■ Exercise materials ■
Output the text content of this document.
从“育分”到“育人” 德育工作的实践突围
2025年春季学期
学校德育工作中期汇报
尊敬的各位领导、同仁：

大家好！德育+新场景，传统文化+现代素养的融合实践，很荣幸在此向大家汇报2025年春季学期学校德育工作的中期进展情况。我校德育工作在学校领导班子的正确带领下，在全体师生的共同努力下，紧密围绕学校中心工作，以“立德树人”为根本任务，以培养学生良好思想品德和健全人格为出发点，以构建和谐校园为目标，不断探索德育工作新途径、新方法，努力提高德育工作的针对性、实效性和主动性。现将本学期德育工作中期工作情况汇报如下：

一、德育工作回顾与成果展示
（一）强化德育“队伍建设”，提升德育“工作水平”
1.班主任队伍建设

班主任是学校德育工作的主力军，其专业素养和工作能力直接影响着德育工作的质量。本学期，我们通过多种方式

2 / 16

■ What the exercise asks ■
Take the entries above and transcribe them exactly.

■ Result of this task ■
Output the text content of this document.
从“育分”到“育人” 德育工作的实践突围
2025年春季学期
学校德育工作中期汇报
尊敬的各位领导、同仁：

大家好！德育+新场景，传统文化+现代素养的融合实践，很荣幸在此向大家汇报2025年春季学期学校德育工作的中期进展情况。我校德育工作在学校领导班子的正确带领下，在全体师生的共同努力下，紧密围绕学校中心工作，以“立德树人”为根本任务，以培养学生良好思想品德和健全人格为出发点，以构建和谐校园为目标，不断探索德育工作新途径、新方法，努力提高德育工作的针对性、实效性和主动性。现将本学期德育工作中期工作情况汇报如下：

一、德育工作回顾与成果展示
（一）强化德育“队伍建设”，提升德育“工作水平”
1.班主任队伍建设

班主任是学校德育工作的主力军，其专业素养和工作能力直接影响着德育工作的质量。本学期，我们通过多种方式

2 / 16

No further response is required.